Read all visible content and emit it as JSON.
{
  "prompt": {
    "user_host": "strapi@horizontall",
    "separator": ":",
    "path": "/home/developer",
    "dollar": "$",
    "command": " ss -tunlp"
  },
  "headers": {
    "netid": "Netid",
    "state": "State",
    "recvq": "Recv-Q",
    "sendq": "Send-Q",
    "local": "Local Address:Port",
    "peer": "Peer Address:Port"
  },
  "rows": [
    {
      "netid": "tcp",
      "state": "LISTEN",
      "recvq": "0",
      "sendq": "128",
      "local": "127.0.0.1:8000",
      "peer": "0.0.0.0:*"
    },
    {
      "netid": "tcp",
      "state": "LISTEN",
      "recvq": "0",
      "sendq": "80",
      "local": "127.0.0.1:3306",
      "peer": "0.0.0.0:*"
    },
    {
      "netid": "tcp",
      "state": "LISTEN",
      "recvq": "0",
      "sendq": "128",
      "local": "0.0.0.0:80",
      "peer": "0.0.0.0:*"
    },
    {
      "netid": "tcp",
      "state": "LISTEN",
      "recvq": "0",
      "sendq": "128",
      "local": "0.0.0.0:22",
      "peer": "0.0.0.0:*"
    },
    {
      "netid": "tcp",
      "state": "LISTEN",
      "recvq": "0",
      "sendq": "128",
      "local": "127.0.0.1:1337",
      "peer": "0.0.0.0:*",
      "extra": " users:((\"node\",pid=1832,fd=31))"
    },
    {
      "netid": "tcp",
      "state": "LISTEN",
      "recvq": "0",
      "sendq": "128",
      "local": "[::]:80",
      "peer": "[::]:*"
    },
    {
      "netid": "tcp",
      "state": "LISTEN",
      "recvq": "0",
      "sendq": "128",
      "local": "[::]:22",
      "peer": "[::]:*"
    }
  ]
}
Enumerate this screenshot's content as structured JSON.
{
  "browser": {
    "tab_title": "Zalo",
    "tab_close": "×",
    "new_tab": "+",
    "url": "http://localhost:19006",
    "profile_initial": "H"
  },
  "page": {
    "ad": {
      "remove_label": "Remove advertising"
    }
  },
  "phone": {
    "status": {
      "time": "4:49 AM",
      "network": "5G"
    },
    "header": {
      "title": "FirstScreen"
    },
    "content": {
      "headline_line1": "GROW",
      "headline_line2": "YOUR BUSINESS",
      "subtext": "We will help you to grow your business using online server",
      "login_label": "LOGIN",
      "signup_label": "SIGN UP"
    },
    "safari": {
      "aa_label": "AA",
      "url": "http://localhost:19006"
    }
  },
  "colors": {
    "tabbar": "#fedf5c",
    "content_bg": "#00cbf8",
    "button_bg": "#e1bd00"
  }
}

[EXERCISE DIRECTIONS]
Return all the data exactly as given.

[PROBLEM SOLUTION]
Read all visible content and emit it as JSON.
{
  "prompt": {
    "user_host": "strapi@horizontall",
    "separator": ":",
    "path": "/home/developer",
    "dollar": "$",
    "command": " ss -tunlp"
  },
  "headers": {
    "netid": "Netid",
    "state": "State",
    "recvq": "Recv-Q",
    "sendq": "Send-Q",
    "local": "Local Address:Port",
    "peer": "Peer Address:Port"
  },
  "rows": [
    {
      "netid": "tcp",
      "state": "LISTEN",
      "recvq": "0",
      "sendq": "128",
      "local": "127.0.0.1:8000",
      "peer": "0.0.0.0:*"
    },
    {
      "netid": "tcp",
      "state": "LISTEN",
      "recvq": "0",
      "sendq": "80",
      "local": "127.0.0.1:3306",
      "peer": "0.0.0.0:*"
    },
    {
      "netid": "tcp",
      "state": "LISTEN",
      "recvq": "0",
      "sendq": "128",
      "local": "0.0.0.0:80",
      "peer": "0.0.0.0:*"
    },
    {
      "netid": "tcp",
      "state": "LISTEN",
      "recvq": "0",
      "sendq": "128",
      "local": "0.0.0.0:22",
      "peer": "0.0.0.0:*"
    },
    {
      "netid": "tcp",
      "state": "LISTEN",
      "recvq": "0",
      "sendq": "128",
      "local": "127.0.0.1:1337",
      "peer": "0.0.0.0:*",
      "extra": " users:((\"node\",pid=1832,fd=31))"
    },
    {
      "netid": "tcp",
      "state": "LISTEN",
      "recvq": "0",
      "sendq": "128",
      "local": "[::]:80",
      "peer": "[::]:*"
    },
    {
      "netid": "tcp",
      "state": "LISTEN",
      "recvq": "0",
      "sendq": "128",
      "local": "[::]:22",
      "peer": "[::]:*"
    }
  ]
}
Enumerate this screenshot's content as structured JSON.
{
  "browser": {
    "tab_title": "Zalo",
    "tab_close": "×",
    "new_tab": "+",
    "url": "http://localhost:19006",
    "profile_initial": "H"
  },
  "page": {
    "ad": {
      "remove_label": "Remove advertising"
    }
  },
  "phone": {
    "status": {
      "time": "4:49 AM",
      "network": "5G"
    },
    "header": {
      "title": "FirstScreen"
    },
    "content": {
      "headline_line1": "GROW",
      "headline_line2": "YOUR BUSINESS",
      "subtext": "We will help you to grow your business using online server",
      "login_label": "LOGIN",
      "signup_label": "SIGN UP"
    },
    "safari": {
      "aa_label": "AA",
      "url": "http://localhost:19006"
    }
  },
  "colors": {
    "tabbar": "#fedf5c",
    "content_bg": "#00cbf8",
    "button_bg": "#e1bd00"
  }
}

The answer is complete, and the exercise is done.